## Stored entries
====================

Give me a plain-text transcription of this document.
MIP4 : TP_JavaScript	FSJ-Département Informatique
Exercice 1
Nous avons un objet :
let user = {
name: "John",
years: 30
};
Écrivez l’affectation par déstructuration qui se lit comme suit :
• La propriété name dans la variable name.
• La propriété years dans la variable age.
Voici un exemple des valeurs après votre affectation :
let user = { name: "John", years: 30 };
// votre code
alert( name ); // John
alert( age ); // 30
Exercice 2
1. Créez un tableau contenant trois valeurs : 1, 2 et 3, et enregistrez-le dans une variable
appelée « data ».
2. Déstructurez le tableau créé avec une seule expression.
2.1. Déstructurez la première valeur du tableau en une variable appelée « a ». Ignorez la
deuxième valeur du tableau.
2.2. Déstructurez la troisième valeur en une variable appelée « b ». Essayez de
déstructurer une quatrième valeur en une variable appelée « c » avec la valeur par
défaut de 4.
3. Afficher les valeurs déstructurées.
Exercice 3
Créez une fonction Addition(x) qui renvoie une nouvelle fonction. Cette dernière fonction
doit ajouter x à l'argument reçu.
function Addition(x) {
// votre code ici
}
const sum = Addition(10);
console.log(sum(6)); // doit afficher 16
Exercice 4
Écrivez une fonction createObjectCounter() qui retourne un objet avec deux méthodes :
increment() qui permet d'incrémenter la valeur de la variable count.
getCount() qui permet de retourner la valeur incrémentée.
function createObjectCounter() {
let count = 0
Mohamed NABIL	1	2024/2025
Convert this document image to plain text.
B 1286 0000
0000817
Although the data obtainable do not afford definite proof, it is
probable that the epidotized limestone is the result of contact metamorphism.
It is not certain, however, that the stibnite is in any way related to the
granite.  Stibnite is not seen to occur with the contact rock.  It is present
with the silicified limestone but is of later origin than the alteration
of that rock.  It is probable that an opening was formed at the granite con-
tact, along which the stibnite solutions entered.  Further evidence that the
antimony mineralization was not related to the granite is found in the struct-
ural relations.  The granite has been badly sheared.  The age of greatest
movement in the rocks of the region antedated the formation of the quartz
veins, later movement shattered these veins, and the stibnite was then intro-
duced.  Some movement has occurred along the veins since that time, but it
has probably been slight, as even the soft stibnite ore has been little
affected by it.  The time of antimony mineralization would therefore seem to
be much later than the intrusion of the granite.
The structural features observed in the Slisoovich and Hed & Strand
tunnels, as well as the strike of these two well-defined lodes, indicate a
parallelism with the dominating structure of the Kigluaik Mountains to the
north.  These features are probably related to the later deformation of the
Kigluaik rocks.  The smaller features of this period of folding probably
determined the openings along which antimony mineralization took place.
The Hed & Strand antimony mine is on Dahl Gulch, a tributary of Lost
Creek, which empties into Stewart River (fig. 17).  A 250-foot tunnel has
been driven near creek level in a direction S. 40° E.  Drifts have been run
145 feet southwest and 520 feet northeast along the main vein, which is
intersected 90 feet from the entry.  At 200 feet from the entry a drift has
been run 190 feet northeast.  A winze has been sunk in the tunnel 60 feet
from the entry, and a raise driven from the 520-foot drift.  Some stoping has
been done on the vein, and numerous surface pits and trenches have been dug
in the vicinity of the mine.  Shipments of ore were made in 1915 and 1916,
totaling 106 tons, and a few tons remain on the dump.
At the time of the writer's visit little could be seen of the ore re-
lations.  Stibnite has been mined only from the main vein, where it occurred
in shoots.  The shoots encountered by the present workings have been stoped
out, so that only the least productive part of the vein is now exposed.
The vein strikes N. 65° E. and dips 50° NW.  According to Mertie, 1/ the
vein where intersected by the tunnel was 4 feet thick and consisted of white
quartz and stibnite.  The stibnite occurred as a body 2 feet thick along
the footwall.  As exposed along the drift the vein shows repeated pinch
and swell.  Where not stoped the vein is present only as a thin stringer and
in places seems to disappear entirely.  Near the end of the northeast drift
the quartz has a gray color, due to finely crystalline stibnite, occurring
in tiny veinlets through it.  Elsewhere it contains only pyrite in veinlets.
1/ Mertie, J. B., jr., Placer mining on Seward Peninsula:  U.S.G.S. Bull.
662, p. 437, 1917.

====================

## What needs to be done
Return the listing above word for word.

## Exercise output
Give me a plain-text transcription of this document.
MIP4 : TP_JavaScript	FSJ-Département Informatique
Exercice 1
Nous avons un objet :
let user = {
name: "John",
years: 30
};
Écrivez l’affectation par déstructuration qui se lit comme suit :
• La propriété name dans la variable name.
• La propriété years dans la variable age.
Voici un exemple des valeurs après votre affectation :
let user = { name: "John", years: 30 };
// votre code
alert( name ); // John
alert( age ); // 30
Exercice 2
1. Créez un tableau contenant trois valeurs : 1, 2 et 3, et enregistrez-le dans une variable
appelée « data ».
2. Déstructurez le tableau créé avec une seule expression.
2.1. Déstructurez la première valeur du tableau en une variable appelée « a ». Ignorez la
deuxième valeur du tableau.
2.2. Déstructurez la troisième valeur en une variable appelée « b ». Essayez de
déstructurer une quatrième valeur en une variable appelée « c » avec la valeur par
défaut de 4.
3. Afficher les valeurs déstructurées.
Exercice 3
Créez une fonction Addition(x) qui renvoie une nouvelle fonction. Cette dernière fonction
doit ajouter x à l'argument reçu.
function Addition(x) {
// votre code ici
}
const sum = Addition(10);
console.log(sum(6)); // doit afficher 16
Exercice 4
Écrivez une fonction createObjectCounter() qui retourne un objet avec deux méthodes :
increment() qui permet d'incrémenter la valeur de la variable count.
getCount() qui permet de retourner la valeur incrémentée.
function createObjectCounter() {
let count = 0
Mohamed NABIL	1	2024/2025
Convert this document image to plain text.
B 1286 0000
0000817
Although the data obtainable do not afford definite proof, it is
probable that the epidotized limestone is the result of contact metamorphism.
It is not certain, however, that the stibnite is in any way related to the
granite.  Stibnite is not seen to occur with the contact rock.  It is present
with the silicified limestone but is of later origin than the alteration
of that rock.  It is probable that an opening was formed at the granite con-
tact, along which the stibnite solutions entered.  Further evidence that the
antimony mineralization was not related to the granite is found in the struct-
ural relations.  The granite has been badly sheared.  The age of greatest
movement in the rocks of the region antedated the formation of the quartz
veins, later movement shattered these veins, and the stibnite was then intro-
duced.  Some movement has occurred along the veins since that time, but it
has probably been slight, as even the soft stibnite ore has been little
affected by it.  The time of antimony mineralization would therefore seem to
be much later than the intrusion of the granite.
The structural features observed in the Slisoovich and Hed & Strand
tunnels, as well as the strike of these two well-defined lodes, indicate a
parallelism with the dominating structure of the Kigluaik Mountains to the
north.  These features are probably related to the later deformation of the
Kigluaik rocks.  The smaller features of this period of folding probably
determined the openings along which antimony mineralization took place.
The Hed & Strand antimony mine is on Dahl Gulch, a tributary of Lost
Creek, which empties into Stewart River (fig. 17).  A 250-foot tunnel has
been driven near creek level in a direction S. 40° E.  Drifts have been run
145 feet southwest and 520 feet northeast along the main vein, which is
intersected 90 feet from the entry.  At 200 feet from the entry a drift has
been run 190 feet northeast.  A winze has been sunk in the tunnel 60 feet
from the entry, and a raise driven from the 520-foot drift.  Some stoping has
been done on the vein, and numerous surface pits and trenches have been dug
in the vicinity of the mine.  Shipments of ore were made in 1915 and 1916,
totaling 106 tons, and a few tons remain on the dump.
At the time of the writer's visit little could be seen of the ore re-
lations.  Stibnite has been mined only from the main vein, where it occurred
in shoots.  The shoots encountered by the present workings have been stoped
out, so that only the least productive part of the vein is now exposed.
The vein strikes N. 65° E. and dips 50° NW.  According to Mertie, 1/ the
vein where intersected by the tunnel was 4 feet thick and consisted of white
quartz and stibnite.  The stibnite occurred as a body 2 feet thick along
the footwall.  As exposed along the drift the vein shows repeated pinch
and swell.  Where not stoped the vein is present only as a thin stringer and
in places seems to disappear entirely.  Near the end of the northeast drift
the quartz has a gray color, due to finely crystalline stibnite, occurring
in tiny veinlets through it.  Elsewhere it contains only pyrite in veinlets.
1/ Mertie, J. B., jr., Placer mining on Seward Peninsula:  U.S.G.S. Bull.
662, p. 437, 1917.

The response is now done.